- Instructions for the task
Identify all lines in the listing that include the word "will", and copy them out.

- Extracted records
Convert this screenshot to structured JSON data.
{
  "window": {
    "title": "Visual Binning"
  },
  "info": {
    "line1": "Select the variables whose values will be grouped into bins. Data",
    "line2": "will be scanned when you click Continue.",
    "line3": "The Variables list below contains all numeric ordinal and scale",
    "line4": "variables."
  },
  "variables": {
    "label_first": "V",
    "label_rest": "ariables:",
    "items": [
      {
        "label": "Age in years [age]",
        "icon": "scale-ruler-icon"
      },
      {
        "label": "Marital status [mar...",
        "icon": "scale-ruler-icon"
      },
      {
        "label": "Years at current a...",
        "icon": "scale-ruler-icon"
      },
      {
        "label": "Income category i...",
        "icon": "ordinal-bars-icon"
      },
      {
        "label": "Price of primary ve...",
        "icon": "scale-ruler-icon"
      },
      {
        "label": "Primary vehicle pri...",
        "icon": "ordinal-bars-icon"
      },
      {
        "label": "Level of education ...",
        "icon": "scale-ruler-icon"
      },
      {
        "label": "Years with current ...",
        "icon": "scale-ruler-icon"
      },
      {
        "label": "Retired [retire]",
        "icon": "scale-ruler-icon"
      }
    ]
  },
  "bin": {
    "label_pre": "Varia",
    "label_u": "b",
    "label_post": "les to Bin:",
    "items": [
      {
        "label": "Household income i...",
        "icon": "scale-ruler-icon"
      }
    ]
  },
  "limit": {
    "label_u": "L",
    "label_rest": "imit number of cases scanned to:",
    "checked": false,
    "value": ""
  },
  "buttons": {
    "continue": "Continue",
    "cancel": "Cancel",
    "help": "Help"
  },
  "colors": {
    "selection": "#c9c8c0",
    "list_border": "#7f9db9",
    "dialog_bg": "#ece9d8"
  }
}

- Exercise answer
    "line1": "Select the variables whose values will be grouped into bins. Data",
    "line2": "will be scanned when you click Continue.",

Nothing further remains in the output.